• **Short exercise**
Check every line below for the word "Syrup" and copy the ones that have it.

===== Record extracts

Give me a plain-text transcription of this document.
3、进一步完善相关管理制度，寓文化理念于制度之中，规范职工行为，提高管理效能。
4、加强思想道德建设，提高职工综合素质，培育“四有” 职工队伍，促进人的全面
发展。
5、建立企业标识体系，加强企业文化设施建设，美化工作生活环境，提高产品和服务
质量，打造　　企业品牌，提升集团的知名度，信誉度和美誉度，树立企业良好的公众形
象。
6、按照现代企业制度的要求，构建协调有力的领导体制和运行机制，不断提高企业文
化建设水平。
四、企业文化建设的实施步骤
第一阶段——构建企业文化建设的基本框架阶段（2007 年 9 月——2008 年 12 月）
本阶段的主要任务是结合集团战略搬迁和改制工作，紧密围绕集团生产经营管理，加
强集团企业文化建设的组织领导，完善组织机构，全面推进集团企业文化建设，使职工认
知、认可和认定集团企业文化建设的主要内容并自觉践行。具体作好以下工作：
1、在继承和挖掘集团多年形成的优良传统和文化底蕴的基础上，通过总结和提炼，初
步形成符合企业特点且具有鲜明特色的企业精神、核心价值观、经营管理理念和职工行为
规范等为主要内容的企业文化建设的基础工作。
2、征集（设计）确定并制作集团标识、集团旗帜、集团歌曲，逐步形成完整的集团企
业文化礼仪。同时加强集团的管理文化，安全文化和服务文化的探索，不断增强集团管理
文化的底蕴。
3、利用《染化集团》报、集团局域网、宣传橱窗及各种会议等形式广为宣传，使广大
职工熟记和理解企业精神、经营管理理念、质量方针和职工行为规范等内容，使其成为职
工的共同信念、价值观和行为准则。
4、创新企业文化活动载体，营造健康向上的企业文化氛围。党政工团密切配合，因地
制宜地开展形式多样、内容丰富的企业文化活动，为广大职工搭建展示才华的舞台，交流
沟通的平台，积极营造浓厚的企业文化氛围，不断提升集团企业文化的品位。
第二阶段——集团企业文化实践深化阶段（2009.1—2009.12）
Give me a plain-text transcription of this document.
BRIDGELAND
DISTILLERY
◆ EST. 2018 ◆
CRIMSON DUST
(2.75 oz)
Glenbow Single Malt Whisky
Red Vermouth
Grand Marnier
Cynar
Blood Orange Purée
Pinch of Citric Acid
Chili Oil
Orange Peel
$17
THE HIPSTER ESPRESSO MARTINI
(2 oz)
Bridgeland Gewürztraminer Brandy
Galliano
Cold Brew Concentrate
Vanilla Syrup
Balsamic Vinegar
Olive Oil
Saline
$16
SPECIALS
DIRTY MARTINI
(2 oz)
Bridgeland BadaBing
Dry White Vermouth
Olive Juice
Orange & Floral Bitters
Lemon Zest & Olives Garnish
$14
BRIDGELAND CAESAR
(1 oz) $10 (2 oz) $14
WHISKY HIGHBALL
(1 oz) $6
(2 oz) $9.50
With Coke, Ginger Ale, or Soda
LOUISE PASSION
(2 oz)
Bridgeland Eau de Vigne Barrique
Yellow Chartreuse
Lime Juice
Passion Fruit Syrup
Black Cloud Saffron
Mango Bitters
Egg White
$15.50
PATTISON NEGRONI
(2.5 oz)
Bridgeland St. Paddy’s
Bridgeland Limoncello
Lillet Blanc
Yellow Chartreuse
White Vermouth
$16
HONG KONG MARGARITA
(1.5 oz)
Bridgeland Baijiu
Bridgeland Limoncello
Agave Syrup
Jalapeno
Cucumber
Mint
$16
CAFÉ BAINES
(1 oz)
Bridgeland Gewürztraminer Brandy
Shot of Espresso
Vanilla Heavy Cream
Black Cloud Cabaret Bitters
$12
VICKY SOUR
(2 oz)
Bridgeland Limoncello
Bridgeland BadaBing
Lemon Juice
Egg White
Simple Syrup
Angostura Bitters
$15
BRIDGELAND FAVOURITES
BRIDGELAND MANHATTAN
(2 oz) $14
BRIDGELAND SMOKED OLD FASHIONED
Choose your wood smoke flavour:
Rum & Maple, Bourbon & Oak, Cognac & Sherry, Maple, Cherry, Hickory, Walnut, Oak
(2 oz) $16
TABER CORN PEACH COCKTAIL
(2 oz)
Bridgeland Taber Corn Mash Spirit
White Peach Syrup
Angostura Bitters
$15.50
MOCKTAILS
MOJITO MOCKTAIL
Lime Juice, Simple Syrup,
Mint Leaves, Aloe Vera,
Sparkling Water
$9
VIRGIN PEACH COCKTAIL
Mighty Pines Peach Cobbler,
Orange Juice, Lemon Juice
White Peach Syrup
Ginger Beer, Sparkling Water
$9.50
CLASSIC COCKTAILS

==========

• **Task answer**
Vanilla Syrup
Passion Fruit Syrup
Agave Syrup
Simple Syrup
White Peach Syrup
Lime Juice, Simple Syrup,
White Peach Syrup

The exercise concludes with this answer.